-------- The data --------

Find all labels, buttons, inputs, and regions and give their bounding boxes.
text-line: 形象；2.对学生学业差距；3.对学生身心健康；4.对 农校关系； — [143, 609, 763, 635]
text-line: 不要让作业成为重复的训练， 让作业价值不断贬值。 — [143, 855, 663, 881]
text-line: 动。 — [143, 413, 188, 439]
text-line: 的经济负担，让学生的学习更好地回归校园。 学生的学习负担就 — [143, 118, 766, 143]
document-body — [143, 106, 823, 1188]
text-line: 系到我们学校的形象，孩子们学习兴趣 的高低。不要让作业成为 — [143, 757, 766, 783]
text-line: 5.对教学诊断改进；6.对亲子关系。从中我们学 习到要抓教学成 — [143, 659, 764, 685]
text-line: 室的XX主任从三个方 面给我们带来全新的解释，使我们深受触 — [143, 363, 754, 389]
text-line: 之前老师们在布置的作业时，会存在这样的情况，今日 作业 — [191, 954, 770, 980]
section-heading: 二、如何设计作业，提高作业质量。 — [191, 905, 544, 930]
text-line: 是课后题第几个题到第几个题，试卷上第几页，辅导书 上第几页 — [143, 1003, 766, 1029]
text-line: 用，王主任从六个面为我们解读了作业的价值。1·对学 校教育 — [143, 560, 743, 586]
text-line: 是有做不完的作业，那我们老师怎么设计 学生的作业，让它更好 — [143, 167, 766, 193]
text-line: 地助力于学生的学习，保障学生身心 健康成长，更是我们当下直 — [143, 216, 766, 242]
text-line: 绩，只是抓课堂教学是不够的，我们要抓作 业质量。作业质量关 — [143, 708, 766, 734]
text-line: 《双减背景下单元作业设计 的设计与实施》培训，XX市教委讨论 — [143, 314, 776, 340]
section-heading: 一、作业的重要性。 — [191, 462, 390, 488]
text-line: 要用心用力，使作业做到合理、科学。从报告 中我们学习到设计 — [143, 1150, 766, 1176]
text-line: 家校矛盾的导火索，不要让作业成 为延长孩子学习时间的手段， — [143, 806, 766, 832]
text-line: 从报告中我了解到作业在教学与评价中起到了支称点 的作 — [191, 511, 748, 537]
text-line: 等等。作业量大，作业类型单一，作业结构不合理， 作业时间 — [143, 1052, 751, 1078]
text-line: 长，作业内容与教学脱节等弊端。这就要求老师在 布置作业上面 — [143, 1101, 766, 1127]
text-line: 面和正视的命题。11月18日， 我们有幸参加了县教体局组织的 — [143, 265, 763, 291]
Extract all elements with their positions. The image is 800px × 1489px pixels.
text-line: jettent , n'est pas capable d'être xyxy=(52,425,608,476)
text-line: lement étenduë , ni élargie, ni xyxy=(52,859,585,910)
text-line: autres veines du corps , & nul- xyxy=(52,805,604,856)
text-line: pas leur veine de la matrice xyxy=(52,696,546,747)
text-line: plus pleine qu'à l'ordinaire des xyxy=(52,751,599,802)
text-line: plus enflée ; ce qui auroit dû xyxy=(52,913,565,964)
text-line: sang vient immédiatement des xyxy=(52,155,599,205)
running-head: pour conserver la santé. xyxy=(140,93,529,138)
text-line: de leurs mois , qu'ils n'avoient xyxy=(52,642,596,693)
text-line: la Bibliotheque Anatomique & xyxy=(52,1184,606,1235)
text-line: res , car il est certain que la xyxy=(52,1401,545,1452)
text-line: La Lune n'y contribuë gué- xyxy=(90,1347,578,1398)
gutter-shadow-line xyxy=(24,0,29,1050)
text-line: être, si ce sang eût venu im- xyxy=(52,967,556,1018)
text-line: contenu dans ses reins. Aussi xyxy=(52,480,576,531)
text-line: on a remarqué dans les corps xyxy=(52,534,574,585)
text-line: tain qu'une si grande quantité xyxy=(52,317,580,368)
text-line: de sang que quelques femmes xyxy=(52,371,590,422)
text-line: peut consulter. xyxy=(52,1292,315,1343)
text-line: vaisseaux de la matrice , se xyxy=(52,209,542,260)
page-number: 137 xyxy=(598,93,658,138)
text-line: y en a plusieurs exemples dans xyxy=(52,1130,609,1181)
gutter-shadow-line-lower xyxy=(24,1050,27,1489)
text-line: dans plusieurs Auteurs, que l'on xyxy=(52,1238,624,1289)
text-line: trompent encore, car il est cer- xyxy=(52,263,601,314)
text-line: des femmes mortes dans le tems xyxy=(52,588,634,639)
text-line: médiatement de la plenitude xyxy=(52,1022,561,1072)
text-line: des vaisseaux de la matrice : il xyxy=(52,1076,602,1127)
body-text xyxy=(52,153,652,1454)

--------

▶ Written request
Please locate every line in the entries above that contains the word "their", and copy each of those lines.

▶ Completed task
Find all labels, buttons, inputs, and regions and give their bounding boxes.
Extract all elements with their positions. The image is 800px × 1489px pixels.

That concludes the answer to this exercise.